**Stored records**
───
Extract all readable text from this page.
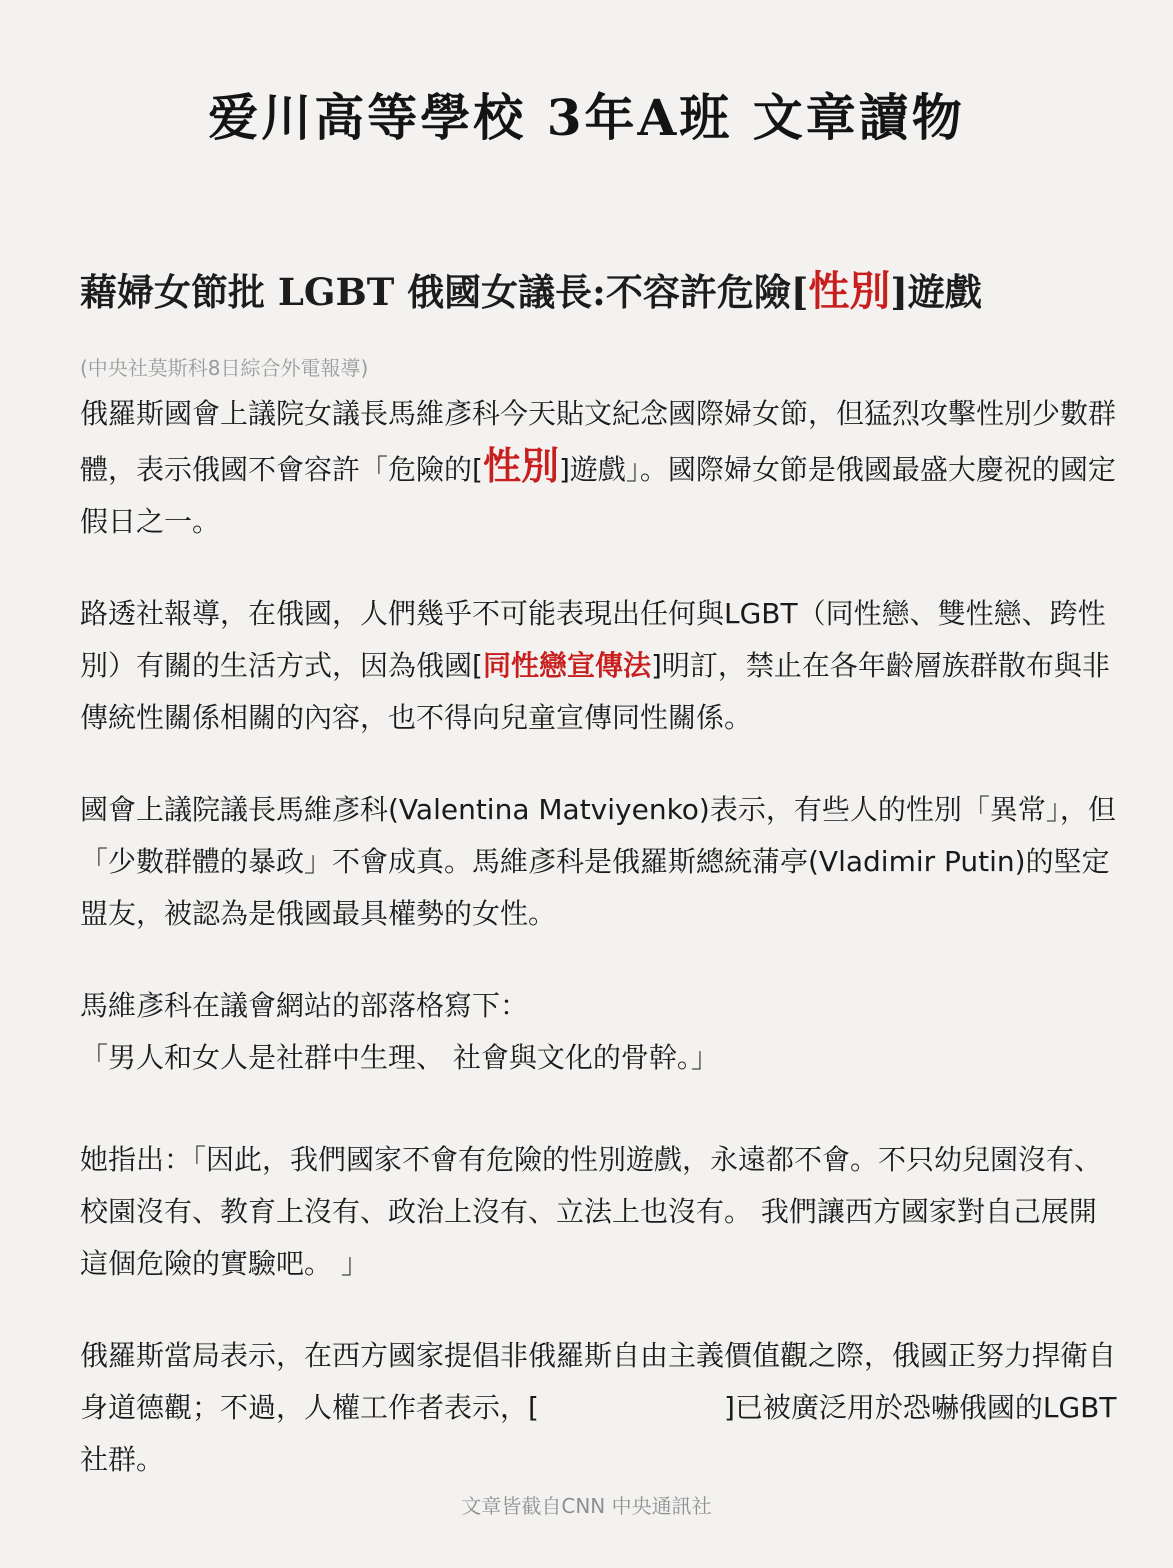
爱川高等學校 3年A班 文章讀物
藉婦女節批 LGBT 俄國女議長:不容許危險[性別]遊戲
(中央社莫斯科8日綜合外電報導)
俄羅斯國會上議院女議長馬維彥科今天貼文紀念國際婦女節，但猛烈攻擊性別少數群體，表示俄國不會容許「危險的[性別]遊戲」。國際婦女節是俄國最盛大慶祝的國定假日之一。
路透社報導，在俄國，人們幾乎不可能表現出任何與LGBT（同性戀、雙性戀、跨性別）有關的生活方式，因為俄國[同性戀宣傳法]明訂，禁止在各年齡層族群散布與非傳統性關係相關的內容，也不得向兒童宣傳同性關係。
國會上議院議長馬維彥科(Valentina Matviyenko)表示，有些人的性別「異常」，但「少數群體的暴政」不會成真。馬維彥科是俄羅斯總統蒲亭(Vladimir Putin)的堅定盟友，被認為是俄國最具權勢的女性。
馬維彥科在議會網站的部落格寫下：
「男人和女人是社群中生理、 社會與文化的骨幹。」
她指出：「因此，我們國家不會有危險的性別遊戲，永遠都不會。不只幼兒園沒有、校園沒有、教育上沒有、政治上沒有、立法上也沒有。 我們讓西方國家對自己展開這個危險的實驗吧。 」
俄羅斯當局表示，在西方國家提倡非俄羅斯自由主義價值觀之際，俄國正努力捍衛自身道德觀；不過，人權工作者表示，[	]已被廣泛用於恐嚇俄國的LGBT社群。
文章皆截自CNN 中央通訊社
───
**What the exercise asks**
Output all of the data exactly as it stands, minus any images.

**Answer to this exercise**
Extract all readable text from this page.
爱川高等學校 3年A班 文章讀物
藉婦女節批 LGBT 俄國女議長:不容許危險[性別]遊戲
(中央社莫斯科8日綜合外電報導)
俄羅斯國會上議院女議長馬維彥科今天貼文紀念國際婦女節，但猛烈攻擊性別少數群體，表示俄國不會容許「危險的[性別]遊戲」。國際婦女節是俄國最盛大慶祝的國定假日之一。
路透社報導，在俄國，人們幾乎不可能表現出任何與LGBT（同性戀、雙性戀、跨性別）有關的生活方式，因為俄國[同性戀宣傳法]明訂，禁止在各年齡層族群散布與非傳統性關係相關的內容，也不得向兒童宣傳同性關係。
國會上議院議長馬維彥科(Valentina Matviyenko)表示，有些人的性別「異常」，但「少數群體的暴政」不會成真。馬維彥科是俄羅斯總統蒲亭(Vladimir Putin)的堅定盟友，被認為是俄國最具權勢的女性。
馬維彥科在議會網站的部落格寫下：
「男人和女人是社群中生理、 社會與文化的骨幹。」
她指出：「因此，我們國家不會有危險的性別遊戲，永遠都不會。不只幼兒園沒有、校園沒有、教育上沒有、政治上沒有、立法上也沒有。 我們讓西方國家對自己展開這個危險的實驗吧。 」
俄羅斯當局表示，在西方國家提倡非俄羅斯自由主義價值觀之際，俄國正努力捍衛自身道德觀；不過，人權工作者表示，[	]已被廣泛用於恐嚇俄國的LGBT社群。
文章皆截自CNN 中央通訊社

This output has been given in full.